■ **WORK TO BE COMPLETED**
Can you write out the whole listing exactly?

Start of DATASET CONTENT

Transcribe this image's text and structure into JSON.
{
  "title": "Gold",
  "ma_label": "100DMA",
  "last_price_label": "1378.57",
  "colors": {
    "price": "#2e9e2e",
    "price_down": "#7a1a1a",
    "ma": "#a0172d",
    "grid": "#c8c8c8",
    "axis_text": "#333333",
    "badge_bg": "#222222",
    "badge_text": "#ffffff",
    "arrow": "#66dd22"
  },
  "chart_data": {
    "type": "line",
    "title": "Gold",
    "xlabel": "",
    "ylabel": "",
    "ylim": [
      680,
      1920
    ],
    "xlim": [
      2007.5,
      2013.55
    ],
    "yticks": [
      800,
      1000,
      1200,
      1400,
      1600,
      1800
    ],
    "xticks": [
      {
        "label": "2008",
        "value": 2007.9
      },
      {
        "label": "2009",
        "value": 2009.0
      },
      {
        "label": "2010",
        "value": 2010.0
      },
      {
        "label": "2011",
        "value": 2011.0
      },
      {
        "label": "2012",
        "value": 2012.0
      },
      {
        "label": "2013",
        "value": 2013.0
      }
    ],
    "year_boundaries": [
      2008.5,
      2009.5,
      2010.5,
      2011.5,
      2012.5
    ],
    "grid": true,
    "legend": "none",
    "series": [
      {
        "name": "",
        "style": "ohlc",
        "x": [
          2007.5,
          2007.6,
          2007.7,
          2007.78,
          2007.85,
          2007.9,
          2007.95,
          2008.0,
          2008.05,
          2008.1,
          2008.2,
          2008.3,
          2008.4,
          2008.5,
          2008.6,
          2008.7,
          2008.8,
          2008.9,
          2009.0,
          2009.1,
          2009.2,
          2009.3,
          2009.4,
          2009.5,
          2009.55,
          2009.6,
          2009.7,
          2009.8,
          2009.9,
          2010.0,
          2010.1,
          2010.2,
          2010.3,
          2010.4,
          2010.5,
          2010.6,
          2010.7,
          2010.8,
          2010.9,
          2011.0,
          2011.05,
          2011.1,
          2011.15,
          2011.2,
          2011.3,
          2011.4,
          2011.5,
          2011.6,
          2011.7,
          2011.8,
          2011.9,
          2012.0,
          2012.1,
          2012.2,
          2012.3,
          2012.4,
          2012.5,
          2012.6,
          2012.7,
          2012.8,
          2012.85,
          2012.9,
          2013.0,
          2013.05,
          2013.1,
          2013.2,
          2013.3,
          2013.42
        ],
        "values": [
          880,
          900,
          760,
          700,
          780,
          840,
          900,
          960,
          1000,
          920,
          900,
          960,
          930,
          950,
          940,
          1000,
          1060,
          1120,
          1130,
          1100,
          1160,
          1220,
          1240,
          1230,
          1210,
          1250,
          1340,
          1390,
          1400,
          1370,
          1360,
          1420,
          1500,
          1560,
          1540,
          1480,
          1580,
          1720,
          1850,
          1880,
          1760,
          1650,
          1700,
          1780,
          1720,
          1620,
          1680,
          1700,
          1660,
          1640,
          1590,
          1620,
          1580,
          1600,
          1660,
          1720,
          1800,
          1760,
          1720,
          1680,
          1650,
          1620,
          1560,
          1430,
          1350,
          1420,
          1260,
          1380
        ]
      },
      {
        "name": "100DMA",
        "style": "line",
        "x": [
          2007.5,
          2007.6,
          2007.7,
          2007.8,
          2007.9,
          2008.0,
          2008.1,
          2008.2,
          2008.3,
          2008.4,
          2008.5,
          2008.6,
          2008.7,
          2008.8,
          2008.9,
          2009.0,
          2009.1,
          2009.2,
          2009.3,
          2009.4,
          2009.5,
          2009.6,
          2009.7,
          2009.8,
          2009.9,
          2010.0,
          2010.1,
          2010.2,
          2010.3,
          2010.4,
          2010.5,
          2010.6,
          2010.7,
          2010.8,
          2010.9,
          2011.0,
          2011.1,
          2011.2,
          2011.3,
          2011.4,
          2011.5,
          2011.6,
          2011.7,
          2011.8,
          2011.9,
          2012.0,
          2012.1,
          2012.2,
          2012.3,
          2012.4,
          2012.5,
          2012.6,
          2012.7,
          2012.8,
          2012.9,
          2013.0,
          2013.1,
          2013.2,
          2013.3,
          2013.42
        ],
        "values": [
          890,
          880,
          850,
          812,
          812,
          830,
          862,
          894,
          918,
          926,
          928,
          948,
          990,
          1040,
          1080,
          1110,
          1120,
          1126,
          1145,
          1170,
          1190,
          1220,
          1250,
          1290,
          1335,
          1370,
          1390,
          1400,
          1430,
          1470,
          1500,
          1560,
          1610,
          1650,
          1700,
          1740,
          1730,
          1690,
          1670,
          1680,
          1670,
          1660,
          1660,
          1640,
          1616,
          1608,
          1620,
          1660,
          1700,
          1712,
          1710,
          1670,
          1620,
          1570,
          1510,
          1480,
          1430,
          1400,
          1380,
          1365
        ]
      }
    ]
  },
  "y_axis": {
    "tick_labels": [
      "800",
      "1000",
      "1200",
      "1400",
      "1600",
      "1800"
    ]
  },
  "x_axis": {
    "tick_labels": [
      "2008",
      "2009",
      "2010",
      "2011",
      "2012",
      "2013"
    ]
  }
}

End of DATASET CONTENT

■ **REPLY TO THE EXERCISE**
Transcribe this image's text and structure into JSON.
{
  "title": "Gold",
  "ma_label": "100DMA",
  "last_price_label": "1378.57",
  "colors": {
    "price": "#2e9e2e",
    "price_down": "#7a1a1a",
    "ma": "#a0172d",
    "grid": "#c8c8c8",
    "axis_text": "#333333",
    "badge_bg": "#222222",
    "badge_text": "#ffffff",
    "arrow": "#66dd22"
  },
  "chart_data": {
    "type": "line",
    "title": "Gold",
    "xlabel": "",
    "ylabel": "",
    "ylim": [
      680,
      1920
    ],
    "xlim": [
      2007.5,
      2013.55
    ],
    "yticks": [
      800,
      1000,
      1200,
      1400,
      1600,
      1800
    ],
    "xticks": [
      {
        "label": "2008",
        "value": 2007.9
      },
      {
        "label": "2009",
        "value": 2009.0
      },
      {
        "label": "2010",
        "value": 2010.0
      },
      {
        "label": "2011",
        "value": 2011.0
      },
      {
        "label": "2012",
        "value": 2012.0
      },
      {
        "label": "2013",
        "value": 2013.0
      }
    ],
    "year_boundaries": [
      2008.5,
      2009.5,
      2010.5,
      2011.5,
      2012.5
    ],
    "grid": true,
    "legend": "none",
    "series": [
      {
        "name": "",
        "style": "ohlc",
        "x": [
          2007.5,
          2007.6,
          2007.7,
          2007.78,
          2007.85,
          2007.9,
          2007.95,
          2008.0,
          2008.05,
          2008.1,
          2008.2,
          2008.3,
          2008.4,
          2008.5,
          2008.6,
          2008.7,
          2008.8,
          2008.9,
          2009.0,
          2009.1,
          2009.2,
          2009.3,
          2009.4,
          2009.5,
          2009.55,
          2009.6,
          2009.7,
          2009.8,
          2009.9,
          2010.0,
          2010.1,
          2010.2,
          2010.3,
          2010.4,
          2010.5,
          2010.6,
          2010.7,
          2010.8,
          2010.9,
          2011.0,
          2011.05,
          2011.1,
          2011.15,
          2011.2,
          2011.3,
          2011.4,
          2011.5,
          2011.6,
          2011.7,
          2011.8,
          2011.9,
          2012.0,
          2012.1,
          2012.2,
          2012.3,
          2012.4,
          2012.5,
          2012.6,
          2012.7,
          2012.8,
          2012.85,
          2012.9,
          2013.0,
          2013.05,
          2013.1,
          2013.2,
          2013.3,
          2013.42
        ],
        "values": [
          880,
          900,
          760,
          700,
          780,
          840,
          900,
          960,
          1000,
          920,
          900,
          960,
          930,
          950,
          940,
          1000,
          1060,
          1120,
          1130,
          1100,
          1160,
          1220,
          1240,
          1230,
          1210,
          1250,
          1340,
          1390,
          1400,
          1370,
          1360,
          1420,
          1500,
          1560,
          1540,
          1480,
          1580,
          1720,
          1850,
          1880,
          1760,
          1650,
          1700,
          1780,
          1720,
          1620,
          1680,
          1700,
          1660,
          1640,
          1590,
          1620,
          1580,
          1600,
          1660,
          1720,
          1800,
          1760,
          1720,
          1680,
          1650,
          1620,
          1560,
          1430,
          1350,
          1420,
          1260,
          1380
        ]
      },
      {
        "name": "100DMA",
        "style": "line",
        "x": [
          2007.5,
          2007.6,
          2007.7,
          2007.8,
          2007.9,
          2008.0,
          2008.1,
          2008.2,
          2008.3,
          2008.4,
          2008.5,
          2008.6,
          2008.7,
          2008.8,
          2008.9,
          2009.0,
          2009.1,
          2009.2,
          2009.3,
          2009.4,
          2009.5,
          2009.6,
          2009.7,
          2009.8,
          2009.9,
          2010.0,
          2010.1,
          2010.2,
          2010.3,
          2010.4,
          2010.5,
          2010.6,
          2010.7,
          2010.8,
          2010.9,
          2011.0,
          2011.1,
          2011.2,
          2011.3,
          2011.4,
          2011.5,
          2011.6,
          2011.7,
          2011.8,
          2011.9,
          2012.0,
          2012.1,
          2012.2,
          2012.3,
          2012.4,
          2012.5,
          2012.6,
          2012.7,
          2012.8,
          2012.9,
          2013.0,
          2013.1,
          2013.2,
          2013.3,
          2013.42
        ],
        "values": [
          890,
          880,
          850,
          812,
          812,
          830,
          862,
          894,
          918,
          926,
          928,
          948,
          990,
          1040,
          1080,
          1110,
          1120,
          1126,
          1145,
          1170,
          1190,
          1220,
          1250,
          1290,
          1335,
          1370,
          1390,
          1400,
          1430,
          1470,
          1500,
          1560,
          1610,
          1650,
          1700,
          1740,
          1730,
          1690,
          1670,
          1680,
          1670,
          1660,
          1660,
          1640,
          1616,
          1608,
          1620,
          1660,
          1700,
          1712,
          1710,
          1670,
          1620,
          1570,
          1510,
          1480,
          1430,
          1400,
          1380,
          1365
        ]
      }
    ]
  },
  "y_axis": {
    "tick_labels": [
      "800",
      "1000",
      "1200",
      "1400",
      "1600",
      "1800"
    ]
  },
  "x_axis": {
    "tick_labels": [
      "2008",
      "2009",
      "2010",
      "2011",
      "2012",
      "2013"
    ]
  }
}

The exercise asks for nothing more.